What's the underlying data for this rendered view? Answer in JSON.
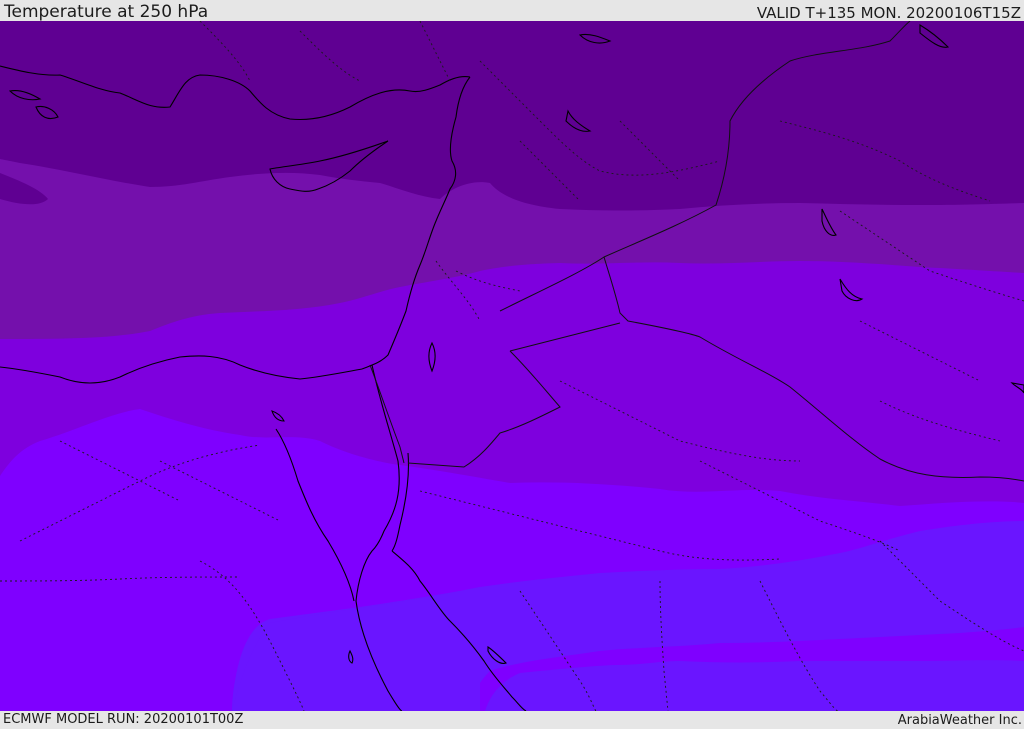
{
  "header": {
    "title": "Temperature at 250 hPa",
    "valid": "VALID T+135 MON. 20200106T15Z"
  },
  "footer": {
    "model_run": "ECMWF MODEL RUN: 20200101T00Z",
    "credit": "ArabiaWeather Inc."
  },
  "map": {
    "field": "Temperature at 250 hPa",
    "band_colors": {
      "coldest": "#5f0092",
      "cold": "#7410ac",
      "cool": "#7e00de",
      "mild": "#7f00ff",
      "warm_core": "#6a15ff"
    },
    "coastline_color": "#000000",
    "border_color": "#101010"
  }
}
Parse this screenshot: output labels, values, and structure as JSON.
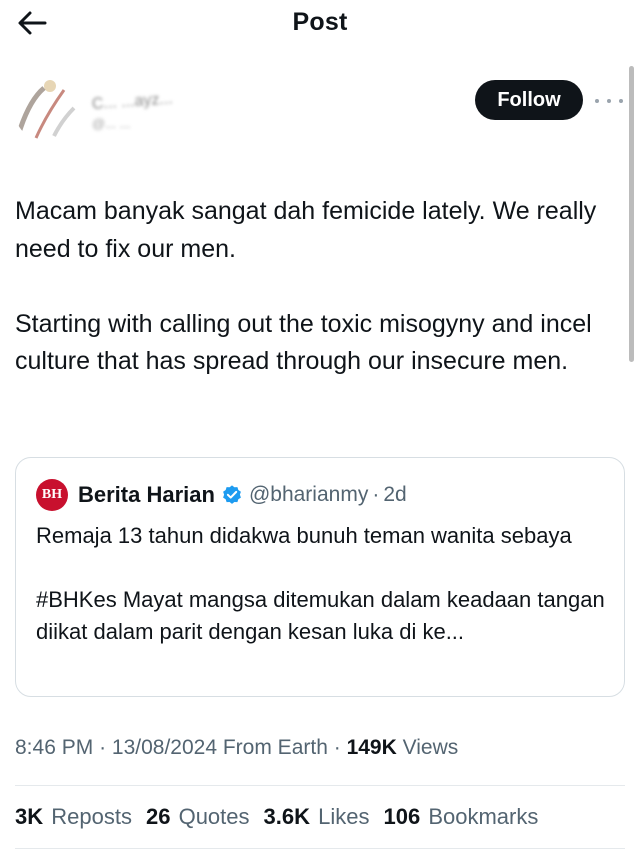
{
  "header": {
    "title": "Post",
    "back_icon": "arrow-left-icon"
  },
  "author": {
    "name": "C... ...ayz...",
    "handle": "@... ...",
    "follow_label": "Follow",
    "more_icon": "more-horizontal-icon"
  },
  "post": {
    "paragraphs": [
      "Macam banyak sangat dah femicide lately. We really need to fix our men.",
      "Starting with calling out the toxic misogyny and incel culture that has spread through our insecure men."
    ]
  },
  "quote": {
    "logo_text": "BH",
    "name": "Berita Harian",
    "handle": "@bharianmy",
    "separator": "·",
    "time": "2d",
    "paragraphs": [
      "Remaja 13 tahun didakwa bunuh teman wanita sebaya",
      "#BHKes Mayat mangsa ditemukan dalam keadaan tangan diikat dalam parit dengan kesan luka di ke..."
    ],
    "brand_color": "#c8102e",
    "verified_color": "#1d9bf0"
  },
  "meta": {
    "time": "8:46 PM",
    "sep1": "·",
    "date": "13/08/2024",
    "source": "From Earth",
    "sep2": "·",
    "views_count": "149K",
    "views_label": "Views"
  },
  "stats": [
    {
      "count": "3K",
      "label": "Reposts"
    },
    {
      "count": "26",
      "label": "Quotes"
    },
    {
      "count": "3.6K",
      "label": "Likes"
    },
    {
      "count": "106",
      "label": "Bookmarks"
    }
  ],
  "colors": {
    "text": "#0f1419",
    "secondary": "#536471",
    "border": "#d7dee3"
  }
}
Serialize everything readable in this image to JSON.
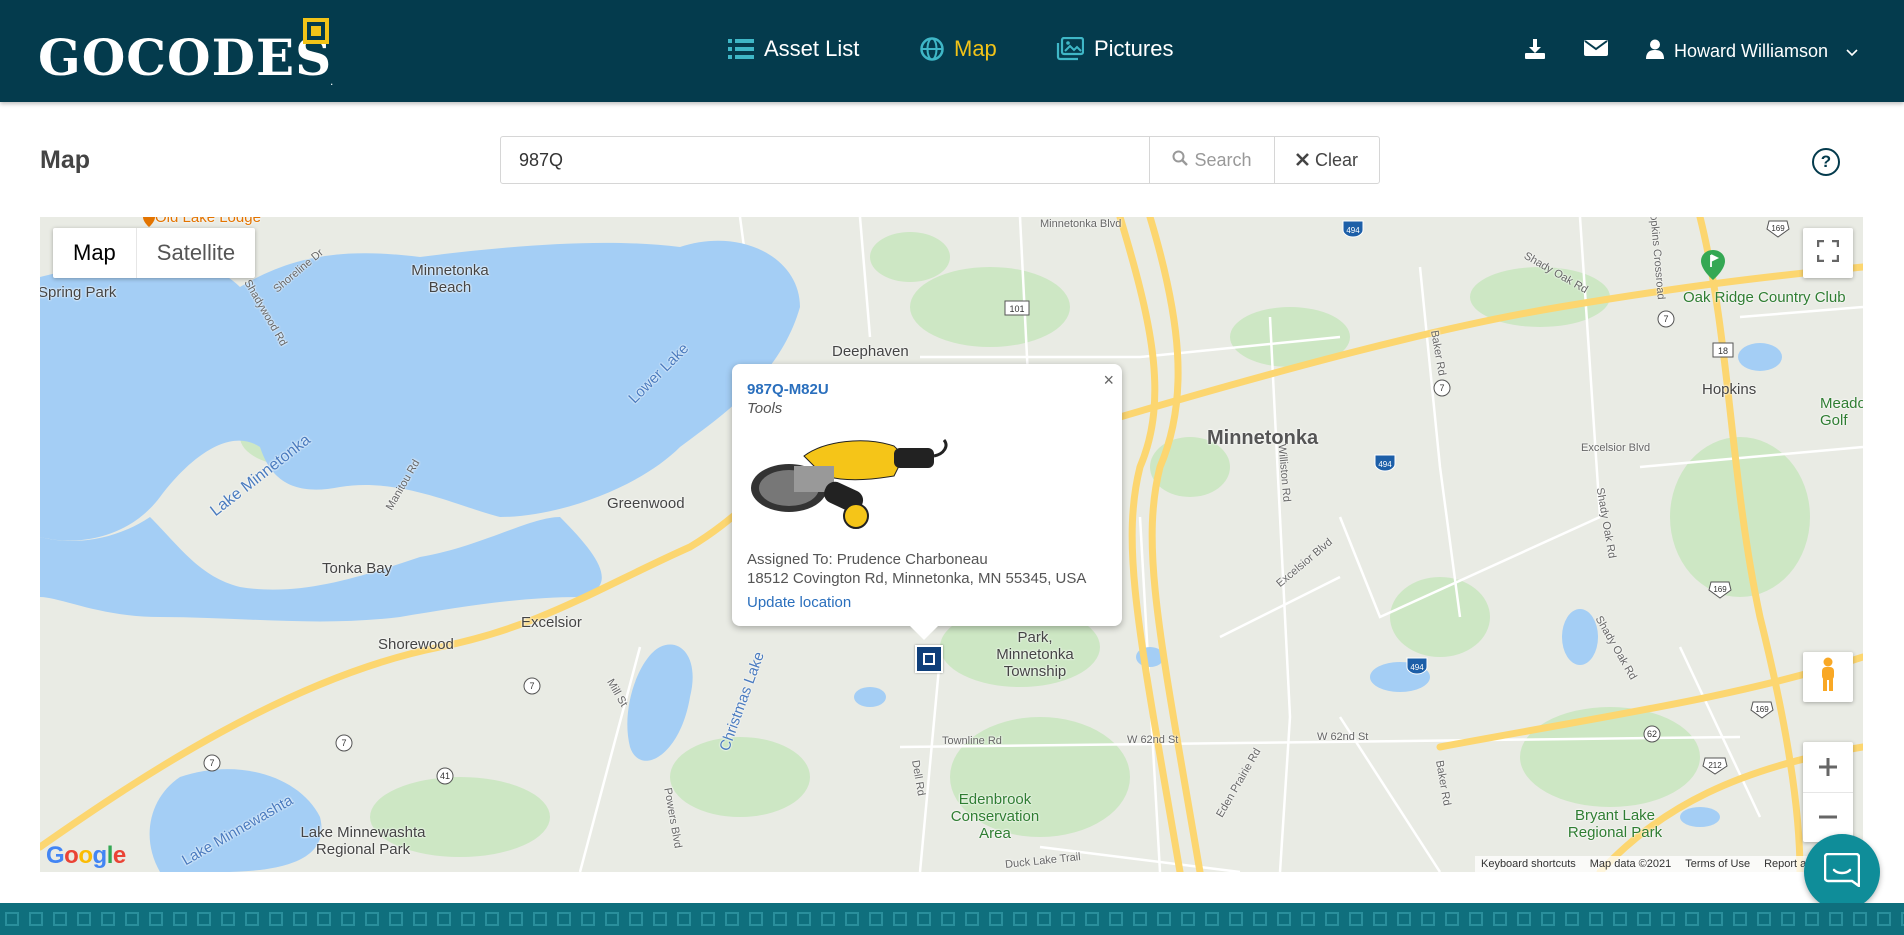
{
  "header": {
    "logo_text": "GOCODES",
    "logo_tm": ".",
    "nav": [
      {
        "label": "Asset List",
        "icon": "list-icon",
        "active": false
      },
      {
        "label": "Map",
        "icon": "globe-icon",
        "active": true
      },
      {
        "label": "Pictures",
        "icon": "images-icon",
        "active": false
      }
    ],
    "user_name": "Howard Williamson",
    "colors": {
      "bar": "#043b4d",
      "accent": "#f2c318"
    }
  },
  "page": {
    "title": "Map",
    "search": {
      "value": "987Q",
      "button": "Search",
      "clear": "Clear"
    }
  },
  "map": {
    "type_buttons": [
      "Map",
      "Satellite"
    ],
    "labels": {
      "old_lake_lodge": "Old Lake Lodge",
      "spring_park": "Spring Park",
      "minnetonka_beach": "Minnetonka Beach",
      "shoreline_dr": "Shoreline Dr",
      "shadywood_rd": "Shadywood Rd",
      "lower_lake": "Lower Lake",
      "deephaven": "Deephaven",
      "minnetonka": "Minnetonka",
      "lake_minnetonka": "Lake Minnetonka",
      "manitou_rd": "Manitou Rd",
      "greenwood": "Greenwood",
      "tonka_bay": "Tonka Bay",
      "excelsior": "Excelsior",
      "shorewood": "Shorewood",
      "christmas_lake": "Christmas Lake",
      "mill_st": "Mill St",
      "park_minnetonka": "Park, Minnetonka Township",
      "lake_minnewashta": "Lake Minnewashta",
      "lake_minnewashta_park": "Lake Minnewashta Regional Park",
      "powers_blvd": "Powers Blvd",
      "dell_rd": "Dell Rd",
      "townline_rd": "Townline Rd",
      "w62": "W 62nd St",
      "edenbrook": "Edenbrook Conservation Area",
      "duck_lake_trail": "Duck Lake Trail",
      "eden_prairie_rd": "Eden Prairie Rd",
      "baker_rd": "Baker Rd",
      "shady_oak_rd": "Shady Oak Rd",
      "excelsior_blvd": "Excelsior Blvd",
      "williston_rd": "Williston Rd",
      "minnetonka_blvd": "Minnetonka Blvd",
      "hopkins": "Hopkins",
      "oak_ridge": "Oak Ridge Country Club",
      "meadowbrook": "Meadowbrook Golf",
      "bryant_lake": "Bryant Lake Regional Park",
      "hopkins_crossroad": "Hopkins Crossroad"
    },
    "shields": [
      "494",
      "169",
      "101",
      "7",
      "18",
      "62",
      "212",
      "41"
    ],
    "popup": {
      "asset_id": "987Q-M82U",
      "category": "Tools",
      "assigned_to": "Assigned To: Prudence Charboneau",
      "address": "18512 Covington Rd, Minnetonka, MN 55345, USA",
      "update_link": "Update location"
    },
    "attribution": [
      "Keyboard shortcuts",
      "Map data ©2021",
      "Terms of Use",
      "Report a map error"
    ],
    "google": "Google"
  }
}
_ _ _
**Instructions to follow:** List every line above containing the word "JSON".

**Correct result:**
What's the underlying data for this rendered view? Answer in JSON.
Parse this screenshot: output labels, values, and structure as JSON.
Serialize everything readable in this image to JSON.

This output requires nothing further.